From the listing below, extract every line in which the word "untuk" appears.
◆ ◆ ◆ ◆ ◆ ◆ ◆
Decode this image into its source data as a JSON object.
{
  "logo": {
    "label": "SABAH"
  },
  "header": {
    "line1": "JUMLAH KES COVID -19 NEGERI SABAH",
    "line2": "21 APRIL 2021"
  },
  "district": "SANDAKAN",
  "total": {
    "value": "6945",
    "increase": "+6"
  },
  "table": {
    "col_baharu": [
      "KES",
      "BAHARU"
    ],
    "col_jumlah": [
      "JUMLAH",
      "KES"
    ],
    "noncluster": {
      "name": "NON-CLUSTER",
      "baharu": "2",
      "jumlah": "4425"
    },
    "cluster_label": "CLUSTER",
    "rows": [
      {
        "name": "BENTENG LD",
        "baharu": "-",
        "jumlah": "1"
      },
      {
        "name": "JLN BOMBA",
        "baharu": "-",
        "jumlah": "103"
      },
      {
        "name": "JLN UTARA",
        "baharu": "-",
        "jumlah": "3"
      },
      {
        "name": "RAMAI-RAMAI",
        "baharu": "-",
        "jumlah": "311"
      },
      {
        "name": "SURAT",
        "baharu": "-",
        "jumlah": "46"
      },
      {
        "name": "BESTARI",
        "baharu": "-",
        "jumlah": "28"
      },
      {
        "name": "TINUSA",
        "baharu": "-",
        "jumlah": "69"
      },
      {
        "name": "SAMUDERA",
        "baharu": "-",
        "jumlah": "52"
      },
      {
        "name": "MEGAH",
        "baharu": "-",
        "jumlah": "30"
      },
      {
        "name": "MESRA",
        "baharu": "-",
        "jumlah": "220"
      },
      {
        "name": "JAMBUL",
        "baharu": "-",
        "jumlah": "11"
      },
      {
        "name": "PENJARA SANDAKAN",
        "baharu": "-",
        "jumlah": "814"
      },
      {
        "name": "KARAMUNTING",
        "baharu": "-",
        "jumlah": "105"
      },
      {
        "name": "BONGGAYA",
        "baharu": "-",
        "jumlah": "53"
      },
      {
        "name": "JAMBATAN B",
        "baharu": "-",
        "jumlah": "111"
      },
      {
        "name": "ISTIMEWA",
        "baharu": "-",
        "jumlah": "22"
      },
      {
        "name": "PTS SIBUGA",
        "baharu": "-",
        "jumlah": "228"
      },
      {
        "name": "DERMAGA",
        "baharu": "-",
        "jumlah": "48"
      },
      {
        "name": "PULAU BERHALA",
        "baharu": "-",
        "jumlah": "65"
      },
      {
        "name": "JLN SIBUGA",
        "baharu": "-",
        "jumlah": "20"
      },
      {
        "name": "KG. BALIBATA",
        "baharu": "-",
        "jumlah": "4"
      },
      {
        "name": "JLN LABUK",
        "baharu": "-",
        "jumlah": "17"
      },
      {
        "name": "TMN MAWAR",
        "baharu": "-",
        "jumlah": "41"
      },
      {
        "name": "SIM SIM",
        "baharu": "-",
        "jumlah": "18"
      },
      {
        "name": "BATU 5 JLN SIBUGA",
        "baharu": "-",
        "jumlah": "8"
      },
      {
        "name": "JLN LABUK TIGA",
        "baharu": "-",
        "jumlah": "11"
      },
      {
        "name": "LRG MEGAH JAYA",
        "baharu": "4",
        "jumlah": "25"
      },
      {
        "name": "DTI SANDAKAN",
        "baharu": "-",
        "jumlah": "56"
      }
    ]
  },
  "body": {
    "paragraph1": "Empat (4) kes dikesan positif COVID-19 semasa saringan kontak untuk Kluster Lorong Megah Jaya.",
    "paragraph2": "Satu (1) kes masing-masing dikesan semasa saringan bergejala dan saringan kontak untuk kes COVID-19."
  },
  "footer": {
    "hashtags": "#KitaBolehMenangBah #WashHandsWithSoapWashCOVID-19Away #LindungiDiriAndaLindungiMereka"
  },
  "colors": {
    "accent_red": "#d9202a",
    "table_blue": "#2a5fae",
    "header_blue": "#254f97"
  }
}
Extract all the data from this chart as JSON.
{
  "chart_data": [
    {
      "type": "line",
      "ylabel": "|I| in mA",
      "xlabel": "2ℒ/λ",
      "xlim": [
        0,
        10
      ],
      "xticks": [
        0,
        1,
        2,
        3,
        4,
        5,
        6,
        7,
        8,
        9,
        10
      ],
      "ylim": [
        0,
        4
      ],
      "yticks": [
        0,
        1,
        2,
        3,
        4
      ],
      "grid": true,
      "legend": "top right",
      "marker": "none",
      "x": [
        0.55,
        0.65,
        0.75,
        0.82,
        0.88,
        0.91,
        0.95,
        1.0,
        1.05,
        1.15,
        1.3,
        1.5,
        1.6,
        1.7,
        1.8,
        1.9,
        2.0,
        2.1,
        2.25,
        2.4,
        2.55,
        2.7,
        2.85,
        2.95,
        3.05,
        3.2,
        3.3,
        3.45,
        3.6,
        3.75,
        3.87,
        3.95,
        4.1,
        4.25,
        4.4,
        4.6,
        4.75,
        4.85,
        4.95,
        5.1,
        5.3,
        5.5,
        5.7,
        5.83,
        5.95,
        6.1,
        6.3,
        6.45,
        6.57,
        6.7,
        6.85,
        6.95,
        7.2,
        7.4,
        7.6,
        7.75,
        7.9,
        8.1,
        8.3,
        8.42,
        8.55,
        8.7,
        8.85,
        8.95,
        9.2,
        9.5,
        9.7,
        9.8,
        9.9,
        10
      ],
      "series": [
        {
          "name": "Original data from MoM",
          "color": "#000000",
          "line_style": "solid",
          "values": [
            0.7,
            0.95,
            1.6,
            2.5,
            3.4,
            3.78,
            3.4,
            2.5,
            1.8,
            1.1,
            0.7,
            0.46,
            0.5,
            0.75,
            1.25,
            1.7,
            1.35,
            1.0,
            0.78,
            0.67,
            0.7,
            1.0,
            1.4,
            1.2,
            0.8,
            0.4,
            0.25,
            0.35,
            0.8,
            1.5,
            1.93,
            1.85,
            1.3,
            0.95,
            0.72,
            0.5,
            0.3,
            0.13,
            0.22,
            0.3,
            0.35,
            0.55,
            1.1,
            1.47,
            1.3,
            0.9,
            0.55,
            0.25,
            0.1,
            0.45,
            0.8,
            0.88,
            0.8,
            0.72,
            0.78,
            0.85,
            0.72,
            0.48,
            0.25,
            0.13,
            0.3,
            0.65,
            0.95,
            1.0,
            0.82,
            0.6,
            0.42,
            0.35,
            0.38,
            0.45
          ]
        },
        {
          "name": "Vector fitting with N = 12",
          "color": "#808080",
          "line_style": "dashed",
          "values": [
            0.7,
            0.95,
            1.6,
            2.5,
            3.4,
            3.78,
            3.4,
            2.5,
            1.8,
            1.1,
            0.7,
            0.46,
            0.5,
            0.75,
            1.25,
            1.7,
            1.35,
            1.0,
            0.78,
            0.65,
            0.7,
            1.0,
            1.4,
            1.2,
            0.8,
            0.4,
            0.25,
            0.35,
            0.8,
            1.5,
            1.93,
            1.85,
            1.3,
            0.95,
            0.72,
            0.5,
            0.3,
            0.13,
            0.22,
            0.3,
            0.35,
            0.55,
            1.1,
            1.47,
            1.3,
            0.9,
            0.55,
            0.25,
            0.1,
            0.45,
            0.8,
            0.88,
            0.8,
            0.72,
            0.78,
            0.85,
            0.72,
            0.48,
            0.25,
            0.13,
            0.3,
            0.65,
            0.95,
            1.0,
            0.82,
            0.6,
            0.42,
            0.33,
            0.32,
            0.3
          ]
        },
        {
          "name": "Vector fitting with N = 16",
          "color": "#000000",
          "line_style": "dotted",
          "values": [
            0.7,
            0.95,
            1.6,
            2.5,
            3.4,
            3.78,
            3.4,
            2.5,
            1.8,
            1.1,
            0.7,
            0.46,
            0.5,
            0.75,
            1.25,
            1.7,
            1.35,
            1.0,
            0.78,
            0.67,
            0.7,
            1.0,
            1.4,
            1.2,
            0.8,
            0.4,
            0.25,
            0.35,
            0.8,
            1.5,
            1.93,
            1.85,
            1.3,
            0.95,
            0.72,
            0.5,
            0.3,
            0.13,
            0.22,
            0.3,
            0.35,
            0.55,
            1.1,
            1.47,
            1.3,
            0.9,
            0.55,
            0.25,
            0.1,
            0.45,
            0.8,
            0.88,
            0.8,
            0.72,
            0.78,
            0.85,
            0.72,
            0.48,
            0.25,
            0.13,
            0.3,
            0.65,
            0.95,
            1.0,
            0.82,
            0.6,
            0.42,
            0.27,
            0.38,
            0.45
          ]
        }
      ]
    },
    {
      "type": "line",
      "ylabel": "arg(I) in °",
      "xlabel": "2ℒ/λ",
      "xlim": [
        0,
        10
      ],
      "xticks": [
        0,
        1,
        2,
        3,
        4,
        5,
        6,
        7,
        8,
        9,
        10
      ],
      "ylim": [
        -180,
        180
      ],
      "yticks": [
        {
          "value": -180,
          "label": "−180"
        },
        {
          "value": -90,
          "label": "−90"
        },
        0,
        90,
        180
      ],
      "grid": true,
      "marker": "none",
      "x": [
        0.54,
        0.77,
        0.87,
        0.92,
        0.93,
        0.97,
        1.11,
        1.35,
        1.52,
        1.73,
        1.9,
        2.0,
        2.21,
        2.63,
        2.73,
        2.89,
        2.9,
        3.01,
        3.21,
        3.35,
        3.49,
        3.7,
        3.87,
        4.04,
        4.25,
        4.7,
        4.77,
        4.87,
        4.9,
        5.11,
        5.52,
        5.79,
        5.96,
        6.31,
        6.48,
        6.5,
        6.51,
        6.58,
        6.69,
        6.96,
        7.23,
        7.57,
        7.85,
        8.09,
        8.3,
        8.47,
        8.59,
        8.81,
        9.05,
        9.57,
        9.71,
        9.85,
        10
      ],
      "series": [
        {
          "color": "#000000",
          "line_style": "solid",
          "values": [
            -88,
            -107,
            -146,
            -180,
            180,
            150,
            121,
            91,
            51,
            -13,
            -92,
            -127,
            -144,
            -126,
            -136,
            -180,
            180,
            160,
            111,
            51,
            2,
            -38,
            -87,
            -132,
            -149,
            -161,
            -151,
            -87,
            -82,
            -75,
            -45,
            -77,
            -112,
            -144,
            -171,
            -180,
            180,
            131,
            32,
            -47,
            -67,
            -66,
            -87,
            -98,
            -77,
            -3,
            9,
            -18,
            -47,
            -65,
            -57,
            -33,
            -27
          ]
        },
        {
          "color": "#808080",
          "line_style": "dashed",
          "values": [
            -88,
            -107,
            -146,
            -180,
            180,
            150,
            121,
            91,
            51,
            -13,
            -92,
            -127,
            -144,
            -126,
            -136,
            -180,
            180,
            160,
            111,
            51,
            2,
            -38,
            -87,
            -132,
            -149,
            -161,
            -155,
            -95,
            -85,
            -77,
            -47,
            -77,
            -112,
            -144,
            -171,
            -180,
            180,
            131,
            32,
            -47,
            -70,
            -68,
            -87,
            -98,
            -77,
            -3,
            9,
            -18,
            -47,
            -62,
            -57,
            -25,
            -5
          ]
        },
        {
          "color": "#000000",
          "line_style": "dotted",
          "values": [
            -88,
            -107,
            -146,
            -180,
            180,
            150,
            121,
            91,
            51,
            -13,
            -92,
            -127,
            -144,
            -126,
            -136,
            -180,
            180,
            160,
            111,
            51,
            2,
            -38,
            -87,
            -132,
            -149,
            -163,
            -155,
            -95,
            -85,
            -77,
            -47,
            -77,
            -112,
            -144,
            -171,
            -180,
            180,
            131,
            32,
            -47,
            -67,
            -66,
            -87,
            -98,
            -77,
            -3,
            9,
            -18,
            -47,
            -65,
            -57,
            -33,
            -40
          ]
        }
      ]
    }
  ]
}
◆ ◆ ◆ ◆ ◆ ◆ ◆
• Complete output:
    "paragraph1": "Empat (4) kes dikesan positif COVID-19 semasa saringan kontak untuk Kluster Lorong Megah Jaya.",
    "paragraph2": "Satu (1) kes masing-masing dikesan semasa saringan bergejala dan saringan kontak untuk kes COVID-19."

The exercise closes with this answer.